Just a dumb and terrible proposal


According to the proposal the non-voting C-class shares are going to be given voting rights, so Unity stock holders will end up with the majority of voting rights too after that goes through.


So who's acquiring whom? I am very confused.


Well, that's a bit less ridiculous then


It is still ridiculous since AppLovin is cornering Unity into an unsolicited edge


What does this mean?

Unity can turn down the proposal. And there is nothing wrong with unsolicited proposals. And I don't understand what an unsolicited edge is?


It's so interesting that the move to avoid being destroyed is to destroy oneself.


If you can't beat 'em, reverse-pseudo-corporate-join 'em?


Reminds me of how FireEye bought Mandiant, then 8 years later Mandiant sold FireEye.


How is it possible for the subsidiary to sell the parent?


In a lot of these acquisitions, it's not a becomes a subsidiary of b, it's often that all of the employees of A are transferred to B under something like a TUPE [0]. As part of these acquisitions, the leadership of the acquired team can be offered senior positions in the acquirer, e.g. in this case the CEO of AppLovin would become the COO of the new world.

Combine these two things and with a bit of luck and timing, AB corp now decided that A isn't in its best interests anymore and decides to sell that part of its business.

[0] https://www.acas.org.uk/employee-rights-during-a-tupe-transf...


Huh, so weirdly interesting. Thanks for the explanation!


Interesting (and probably accurate) take.

Worth noting that this transaction excludes the $4B proposed purchase of IronSource by Unity.


-- In the same manner that Twilio acquired Sendgrid --

https://techcrunch.com/2018/10/15/twilio-acquires-email-api-...


The valuation (based on the trading price of each stock) of the combined companies is more than the $18 billion (it can vary in exciting ways).

This article lays it out pretty clearly:

https://www.barrons.com/articles/applovin-unity-software-tak...


I just commented about this. I get the impression large investors are using other lesser known companies to make acquisitions probably to conceal financial records somehow. It's like a shell corp but one that is legitimate enough to not be called a shell corp outright.


> I get the impression large investors are using other lesser known companies to make acquisitions probably to conceal financial records somehow. It's like a shell corp but one that is legitimate enough to not be called a shell corp outright.

That's simply not correct.
....
Task instructions -
#1 In the comment thread about the AppLovin proposal, list every company that is named in the comments themselves. Leave out names that appear only inside web addresses, as well as the hypothetical "AB corp".
#2 Pick up the comment thread on the AppLovin proposal after its final reply and keep it going.

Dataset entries
....
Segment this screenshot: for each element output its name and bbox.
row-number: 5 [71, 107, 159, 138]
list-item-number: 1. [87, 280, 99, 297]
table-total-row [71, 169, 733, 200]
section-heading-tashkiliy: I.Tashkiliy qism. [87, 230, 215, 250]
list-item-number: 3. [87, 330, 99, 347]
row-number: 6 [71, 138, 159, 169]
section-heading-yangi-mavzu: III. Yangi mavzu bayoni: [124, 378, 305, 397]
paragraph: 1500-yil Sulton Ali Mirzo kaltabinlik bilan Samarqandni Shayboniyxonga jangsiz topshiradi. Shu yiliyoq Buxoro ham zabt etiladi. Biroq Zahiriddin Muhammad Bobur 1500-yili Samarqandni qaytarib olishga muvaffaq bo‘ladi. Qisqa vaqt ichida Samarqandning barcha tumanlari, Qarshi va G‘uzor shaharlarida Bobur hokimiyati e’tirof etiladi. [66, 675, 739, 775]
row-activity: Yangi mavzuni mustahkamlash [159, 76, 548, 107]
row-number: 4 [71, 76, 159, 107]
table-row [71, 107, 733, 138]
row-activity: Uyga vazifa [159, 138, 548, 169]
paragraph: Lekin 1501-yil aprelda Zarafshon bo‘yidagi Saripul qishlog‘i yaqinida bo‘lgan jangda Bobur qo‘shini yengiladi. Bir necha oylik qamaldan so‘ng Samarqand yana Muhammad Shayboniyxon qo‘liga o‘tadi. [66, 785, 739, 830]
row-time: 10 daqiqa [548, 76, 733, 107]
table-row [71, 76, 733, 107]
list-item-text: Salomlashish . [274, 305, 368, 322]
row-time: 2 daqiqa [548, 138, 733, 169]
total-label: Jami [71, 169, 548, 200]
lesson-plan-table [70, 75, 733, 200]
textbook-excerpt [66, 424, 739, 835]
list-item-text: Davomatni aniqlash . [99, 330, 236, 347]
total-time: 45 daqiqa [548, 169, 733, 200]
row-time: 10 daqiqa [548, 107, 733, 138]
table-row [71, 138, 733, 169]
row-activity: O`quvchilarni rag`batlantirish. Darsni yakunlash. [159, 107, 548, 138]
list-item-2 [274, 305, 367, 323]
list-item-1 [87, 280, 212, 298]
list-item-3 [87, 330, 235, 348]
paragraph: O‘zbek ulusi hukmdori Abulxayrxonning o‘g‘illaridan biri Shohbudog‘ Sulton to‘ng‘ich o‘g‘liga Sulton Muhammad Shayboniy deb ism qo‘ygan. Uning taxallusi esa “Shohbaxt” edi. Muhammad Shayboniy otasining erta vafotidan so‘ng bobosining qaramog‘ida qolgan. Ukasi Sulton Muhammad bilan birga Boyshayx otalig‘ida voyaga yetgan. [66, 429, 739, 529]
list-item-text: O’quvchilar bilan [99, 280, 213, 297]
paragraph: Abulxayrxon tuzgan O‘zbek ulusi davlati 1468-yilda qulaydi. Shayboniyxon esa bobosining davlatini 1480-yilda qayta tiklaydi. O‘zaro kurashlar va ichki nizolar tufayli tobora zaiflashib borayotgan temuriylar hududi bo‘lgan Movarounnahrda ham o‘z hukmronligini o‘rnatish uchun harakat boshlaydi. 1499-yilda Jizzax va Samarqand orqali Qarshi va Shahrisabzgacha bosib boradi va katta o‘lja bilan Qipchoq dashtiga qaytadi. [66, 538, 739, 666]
....
Solved problems -
#1 Unity, AppLovin, FireEye, Mandiant, IronSource, Twilio, Sendgrid

#2
It's an all stock transaction, so AppLovin can issue stock equal to $17.5B and transfer that to owners of Unity stock in return for their Unity stock. Then the two companies merge and the AppLovin stock owners now own both.

You can read details here:

> in a transaction where each outstanding share of Unity common stock would be exchanged for 1.152 shares of AppLovin Class A voting common stock and 0.314 shares of AppLovin Class C non-voting common stock. Under these terms, current Unity shareholders would receive approximately 55.0% of the outstanding shares of the combined company, with the Class A shares representing approximately 49.0% of the outstanding voting rights of the combined company.

https://www.businesswire.com/news/home/20220809005530/en/App...


Do AppLovin stock holders prior to the acquisition see a massive price decrease in their shares?

Seems like they’re basically printing double the existing stock to cover it


No, because the acquisition makes AppLovin more valuable. If merging with Unity makes AppLovin $17.5B more valuable than it was previously, then the existing stock's value doesn't change.

Of course, the market may disagree on the value in either direction.

Mergers are weird.


There's an added complication that some of the stock is class-C non-voting stock (which is less valuable) but they plan to make it voting stock at some stage after the transaction.

Also, Unity stock holders end up holding 55% of the merged company.

And Unity is a loss making company, with only $297.0 Q2 revenue. https://www.marketscreener.com/quote/stock/UNITY-SOFTWARE-IN...


$292.0 million, but yeah.


It would only go in half if they issued double the shares and didn’t get any assets.

In this case, the expectation is that the value of Unity equals roughly the value of the issued shares.